**Required action:** Beneath this task is a listing; retype all of it exactly.

┄┄┄┄┄┄┄┄┄┄

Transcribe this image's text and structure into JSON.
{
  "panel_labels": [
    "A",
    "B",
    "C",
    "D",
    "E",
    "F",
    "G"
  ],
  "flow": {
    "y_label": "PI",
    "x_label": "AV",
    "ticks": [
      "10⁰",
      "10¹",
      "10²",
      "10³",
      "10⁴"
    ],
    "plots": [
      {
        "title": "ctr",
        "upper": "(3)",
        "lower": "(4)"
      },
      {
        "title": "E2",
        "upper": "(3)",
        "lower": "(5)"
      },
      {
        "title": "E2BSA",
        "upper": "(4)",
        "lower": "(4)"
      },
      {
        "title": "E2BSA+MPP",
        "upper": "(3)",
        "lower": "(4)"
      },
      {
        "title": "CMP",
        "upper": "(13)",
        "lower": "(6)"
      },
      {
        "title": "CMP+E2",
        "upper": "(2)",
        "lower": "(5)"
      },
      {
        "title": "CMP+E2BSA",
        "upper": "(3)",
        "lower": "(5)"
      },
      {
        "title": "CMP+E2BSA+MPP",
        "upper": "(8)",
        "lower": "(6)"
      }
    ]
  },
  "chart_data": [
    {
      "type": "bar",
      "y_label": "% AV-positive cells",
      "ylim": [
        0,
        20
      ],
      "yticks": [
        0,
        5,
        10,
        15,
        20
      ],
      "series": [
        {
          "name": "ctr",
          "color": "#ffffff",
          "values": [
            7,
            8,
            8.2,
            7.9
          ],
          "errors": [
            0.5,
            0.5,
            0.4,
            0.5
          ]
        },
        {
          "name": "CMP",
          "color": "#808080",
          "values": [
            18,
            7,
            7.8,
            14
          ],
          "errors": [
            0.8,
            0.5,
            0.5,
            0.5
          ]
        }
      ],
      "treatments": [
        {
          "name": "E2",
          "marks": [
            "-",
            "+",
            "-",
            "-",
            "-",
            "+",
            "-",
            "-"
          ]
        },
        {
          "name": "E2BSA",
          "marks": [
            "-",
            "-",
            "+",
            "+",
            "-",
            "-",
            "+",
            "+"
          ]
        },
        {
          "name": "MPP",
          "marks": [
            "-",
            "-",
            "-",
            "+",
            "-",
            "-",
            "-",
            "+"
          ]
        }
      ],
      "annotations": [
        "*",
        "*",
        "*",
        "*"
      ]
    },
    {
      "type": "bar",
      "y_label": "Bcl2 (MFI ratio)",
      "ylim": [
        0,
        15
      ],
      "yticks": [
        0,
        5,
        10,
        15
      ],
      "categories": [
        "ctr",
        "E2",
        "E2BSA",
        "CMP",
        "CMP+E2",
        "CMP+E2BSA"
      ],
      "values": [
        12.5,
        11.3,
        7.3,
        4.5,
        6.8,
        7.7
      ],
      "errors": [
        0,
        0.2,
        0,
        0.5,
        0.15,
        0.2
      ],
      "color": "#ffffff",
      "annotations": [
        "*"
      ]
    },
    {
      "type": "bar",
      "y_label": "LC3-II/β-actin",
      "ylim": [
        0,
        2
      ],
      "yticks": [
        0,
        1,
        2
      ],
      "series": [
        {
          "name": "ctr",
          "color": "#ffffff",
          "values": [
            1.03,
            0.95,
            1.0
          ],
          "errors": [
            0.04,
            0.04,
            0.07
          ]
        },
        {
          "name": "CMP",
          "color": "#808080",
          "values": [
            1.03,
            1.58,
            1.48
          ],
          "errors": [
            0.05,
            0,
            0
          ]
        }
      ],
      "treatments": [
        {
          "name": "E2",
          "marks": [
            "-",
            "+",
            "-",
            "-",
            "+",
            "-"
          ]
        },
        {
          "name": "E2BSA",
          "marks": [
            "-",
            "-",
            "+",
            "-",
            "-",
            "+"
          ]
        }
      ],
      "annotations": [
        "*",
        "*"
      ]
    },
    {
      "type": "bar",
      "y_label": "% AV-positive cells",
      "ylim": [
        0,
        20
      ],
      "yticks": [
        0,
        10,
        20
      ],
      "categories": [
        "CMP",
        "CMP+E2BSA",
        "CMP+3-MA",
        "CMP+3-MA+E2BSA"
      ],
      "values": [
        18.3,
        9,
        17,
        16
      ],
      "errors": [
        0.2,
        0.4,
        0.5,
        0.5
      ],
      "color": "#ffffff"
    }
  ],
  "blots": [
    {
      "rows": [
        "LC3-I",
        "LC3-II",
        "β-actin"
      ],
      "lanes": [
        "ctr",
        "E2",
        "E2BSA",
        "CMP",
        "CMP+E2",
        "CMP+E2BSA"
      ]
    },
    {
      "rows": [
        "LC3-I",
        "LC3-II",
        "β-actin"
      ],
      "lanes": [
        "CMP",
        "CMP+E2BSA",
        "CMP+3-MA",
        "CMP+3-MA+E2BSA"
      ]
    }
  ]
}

┄┄┄┄┄┄┄┄┄┄

**Solution to this problem:**
Transcribe this image's text and structure into JSON.
{
  "panel_labels": [
    "A",
    "B",
    "C",
    "D",
    "E",
    "F",
    "G"
  ],
  "flow": {
    "y_label": "PI",
    "x_label": "AV",
    "ticks": [
      "10⁰",
      "10¹",
      "10²",
      "10³",
      "10⁴"
    ],
    "plots": [
      {
        "title": "ctr",
        "upper": "(3)",
        "lower": "(4)"
      },
      {
        "title": "E2",
        "upper": "(3)",
        "lower": "(5)"
      },
      {
        "title": "E2BSA",
        "upper": "(4)",
        "lower": "(4)"
      },
      {
        "title": "E2BSA+MPP",
        "upper": "(3)",
        "lower": "(4)"
      },
      {
        "title": "CMP",
        "upper": "(13)",
        "lower": "(6)"
      },
      {
        "title": "CMP+E2",
        "upper": "(2)",
        "lower": "(5)"
      },
      {
        "title": "CMP+E2BSA",
        "upper": "(3)",
        "lower": "(5)"
      },
      {
        "title": "CMP+E2BSA+MPP",
        "upper": "(8)",
        "lower": "(6)"
      }
    ]
  },
  "chart_data": [
    {
      "type": "bar",
      "y_label": "% AV-positive cells",
      "ylim": [
        0,
        20
      ],
      "yticks": [
        0,
        5,
        10,
        15,
        20
      ],
      "series": [
        {
          "name": "ctr",
          "color": "#ffffff",
          "values": [
            7,
            8,
            8.2,
            7.9
          ],
          "errors": [
            0.5,
            0.5,
            0.4,
            0.5
          ]
        },
        {
          "name": "CMP",
          "color": "#808080",
          "values": [
            18,
            7,
            7.8,
            14
          ],
          "errors": [
            0.8,
            0.5,
            0.5,
            0.5
          ]
        }
      ],
      "treatments": [
        {
          "name": "E2",
          "marks": [
            "-",
            "+",
            "-",
            "-",
            "-",
            "+",
            "-",
            "-"
          ]
        },
        {
          "name": "E2BSA",
          "marks": [
            "-",
            "-",
            "+",
            "+",
            "-",
            "-",
            "+",
            "+"
          ]
        },
        {
          "name": "MPP",
          "marks": [
            "-",
            "-",
            "-",
            "+",
            "-",
            "-",
            "-",
            "+"
          ]
        }
      ],
      "annotations": [
        "*",
        "*",
        "*",
        "*"
      ]
    },
    {
      "type": "bar",
      "y_label": "Bcl2 (MFI ratio)",
      "ylim": [
        0,
        15
      ],
      "yticks": [
        0,
        5,
        10,
        15
      ],
      "categories": [
        "ctr",
        "E2",
        "E2BSA",
        "CMP",
        "CMP+E2",
        "CMP+E2BSA"
      ],
      "values": [
        12.5,
        11.3,
        7.3,
        4.5,
        6.8,
        7.7
      ],
      "errors": [
        0,
        0.2,
        0,
        0.5,
        0.15,
        0.2
      ],
      "color": "#ffffff",
      "annotations": [
        "*"
      ]
    },
    {
      "type": "bar",
      "y_label": "LC3-II/β-actin",
      "ylim": [
        0,
        2
      ],
      "yticks": [
        0,
        1,
        2
      ],
      "series": [
        {
          "name": "ctr",
          "color": "#ffffff",
          "values": [
            1.03,
            0.95,
            1.0
          ],
          "errors": [
            0.04,
            0.04,
            0.07
          ]
        },
        {
          "name": "CMP",
          "color": "#808080",
          "values": [
            1.03,
            1.58,
            1.48
          ],
          "errors": [
            0.05,
            0,
            0
          ]
        }
      ],
      "treatments": [
        {
          "name": "E2",
          "marks": [
            "-",
            "+",
            "-",
            "-",
            "+",
            "-"
          ]
        },
        {
          "name": "E2BSA",
          "marks": [
            "-",
            "-",
            "+",
            "-",
            "-",
            "+"
          ]
        }
      ],
      "annotations": [
        "*",
        "*"
      ]
    },
    {
      "type": "bar",
      "y_label": "% AV-positive cells",
      "ylim": [
        0,
        20
      ],
      "yticks": [
        0,
        10,
        20
      ],
      "categories": [
        "CMP",
        "CMP+E2BSA",
        "CMP+3-MA",
        "CMP+3-MA+E2BSA"
      ],
      "values": [
        18.3,
        9,
        17,
        16
      ],
      "errors": [
        0.2,
        0.4,
        0.5,
        0.5
      ],
      "color": "#ffffff"
    }
  ],
  "blots": [
    {
      "rows": [
        "LC3-I",
        "LC3-II",
        "β-actin"
      ],
      "lanes": [
        "ctr",
        "E2",
        "E2BSA",
        "CMP",
        "CMP+E2",
        "CMP+E2BSA"
      ]
    },
    {
      "rows": [
        "LC3-I",
        "LC3-II",
        "β-actin"
      ],
      "lanes": [
        "CMP",
        "CMP+E2BSA",
        "CMP+3-MA",
        "CMP+3-MA+E2BSA"
      ]
    }
  ]
}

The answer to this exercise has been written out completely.